_Exercise goal:_
Repeat all of the records verbatim.

_Source data:_
____
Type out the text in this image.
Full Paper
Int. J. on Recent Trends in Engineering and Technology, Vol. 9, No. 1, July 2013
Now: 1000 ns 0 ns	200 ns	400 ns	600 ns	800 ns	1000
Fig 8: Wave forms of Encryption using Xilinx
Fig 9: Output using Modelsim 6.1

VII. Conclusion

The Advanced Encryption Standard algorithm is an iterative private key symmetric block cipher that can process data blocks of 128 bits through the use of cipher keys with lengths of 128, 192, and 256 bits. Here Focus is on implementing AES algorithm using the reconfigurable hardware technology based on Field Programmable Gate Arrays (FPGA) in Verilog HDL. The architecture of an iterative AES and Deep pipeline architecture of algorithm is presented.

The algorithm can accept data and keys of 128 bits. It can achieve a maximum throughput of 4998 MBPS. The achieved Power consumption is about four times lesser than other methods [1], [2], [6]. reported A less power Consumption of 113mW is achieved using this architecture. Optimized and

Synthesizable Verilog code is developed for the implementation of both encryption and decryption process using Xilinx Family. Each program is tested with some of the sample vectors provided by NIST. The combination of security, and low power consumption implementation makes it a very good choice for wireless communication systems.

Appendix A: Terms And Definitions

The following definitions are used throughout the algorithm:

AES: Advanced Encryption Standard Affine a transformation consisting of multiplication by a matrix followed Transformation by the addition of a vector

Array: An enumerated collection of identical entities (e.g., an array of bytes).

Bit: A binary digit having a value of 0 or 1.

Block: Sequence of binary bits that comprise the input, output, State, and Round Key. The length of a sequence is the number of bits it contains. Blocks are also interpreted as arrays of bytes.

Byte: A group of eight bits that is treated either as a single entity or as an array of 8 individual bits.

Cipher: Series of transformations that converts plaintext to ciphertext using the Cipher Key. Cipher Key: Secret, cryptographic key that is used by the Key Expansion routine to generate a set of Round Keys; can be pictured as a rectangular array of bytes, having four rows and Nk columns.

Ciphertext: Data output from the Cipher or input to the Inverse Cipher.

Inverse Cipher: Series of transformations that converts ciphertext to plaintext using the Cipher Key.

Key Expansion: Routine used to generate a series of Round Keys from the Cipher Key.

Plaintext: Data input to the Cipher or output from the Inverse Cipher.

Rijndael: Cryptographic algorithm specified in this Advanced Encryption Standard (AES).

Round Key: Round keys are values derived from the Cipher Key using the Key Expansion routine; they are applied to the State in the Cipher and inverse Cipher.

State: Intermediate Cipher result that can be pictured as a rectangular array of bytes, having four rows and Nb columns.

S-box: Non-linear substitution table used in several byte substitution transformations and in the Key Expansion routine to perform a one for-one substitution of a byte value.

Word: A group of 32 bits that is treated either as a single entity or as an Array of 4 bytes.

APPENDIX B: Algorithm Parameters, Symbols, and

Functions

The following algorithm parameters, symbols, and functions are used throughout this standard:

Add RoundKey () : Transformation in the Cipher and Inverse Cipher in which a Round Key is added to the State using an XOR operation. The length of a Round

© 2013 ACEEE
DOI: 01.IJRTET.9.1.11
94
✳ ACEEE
____
_Reply to the task:_
Type out the text in this image.
Full Paper
Int. J. on Recent Trends in Engineering and Technology, Vol. 9, No. 1, July 2013
Now: 1000 ns 0 ns	200 ns	400 ns	600 ns	800 ns	1000
Fig 8: Wave forms of Encryption using Xilinx
Fig 9: Output using Modelsim 6.1

VII. Conclusion

The Advanced Encryption Standard algorithm is an iterative private key symmetric block cipher that can process data blocks of 128 bits through the use of cipher keys with lengths of 128, 192, and 256 bits. Here Focus is on implementing AES algorithm using the reconfigurable hardware technology based on Field Programmable Gate Arrays (FPGA) in Verilog HDL. The architecture of an iterative AES and Deep pipeline architecture of algorithm is presented.

The algorithm can accept data and keys of 128 bits. It can achieve a maximum throughput of 4998 MBPS. The achieved Power consumption is about four times lesser than other methods [1], [2], [6]. reported A less power Consumption of 113mW is achieved using this architecture. Optimized and

Synthesizable Verilog code is developed for the implementation of both encryption and decryption process using Xilinx Family. Each program is tested with some of the sample vectors provided by NIST. The combination of security, and low power consumption implementation makes it a very good choice for wireless communication systems.

Appendix A: Terms And Definitions

The following definitions are used throughout the algorithm:

AES: Advanced Encryption Standard Affine a transformation consisting of multiplication by a matrix followed Transformation by the addition of a vector

Array: An enumerated collection of identical entities (e.g., an array of bytes).

Bit: A binary digit having a value of 0 or 1.

Block: Sequence of binary bits that comprise the input, output, State, and Round Key. The length of a sequence is the number of bits it contains. Blocks are also interpreted as arrays of bytes.

Byte: A group of eight bits that is treated either as a single entity or as an array of 8 individual bits.

Cipher: Series of transformations that converts plaintext to ciphertext using the Cipher Key. Cipher Key: Secret, cryptographic key that is used by the Key Expansion routine to generate a set of Round Keys; can be pictured as a rectangular array of bytes, having four rows and Nk columns.

Ciphertext: Data output from the Cipher or input to the Inverse Cipher.

Inverse Cipher: Series of transformations that converts ciphertext to plaintext using the Cipher Key.

Key Expansion: Routine used to generate a series of Round Keys from the Cipher Key.

Plaintext: Data input to the Cipher or output from the Inverse Cipher.

Rijndael: Cryptographic algorithm specified in this Advanced Encryption Standard (AES).

Round Key: Round keys are values derived from the Cipher Key using the Key Expansion routine; they are applied to the State in the Cipher and inverse Cipher.

State: Intermediate Cipher result that can be pictured as a rectangular array of bytes, having four rows and Nb columns.

S-box: Non-linear substitution table used in several byte substitution transformations and in the Key Expansion routine to perform a one for-one substitution of a byte value.

Word: A group of 32 bits that is treated either as a single entity or as an Array of 4 bytes.

APPENDIX B: Algorithm Parameters, Symbols, and

Functions

The following algorithm parameters, symbols, and functions are used throughout this standard:

Add RoundKey () : Transformation in the Cipher and Inverse Cipher in which a Round Key is added to the State using an XOR operation. The length of a Round

© 2013 ACEEE
DOI: 01.IJRTET.9.1.11
94
✳ ACEEE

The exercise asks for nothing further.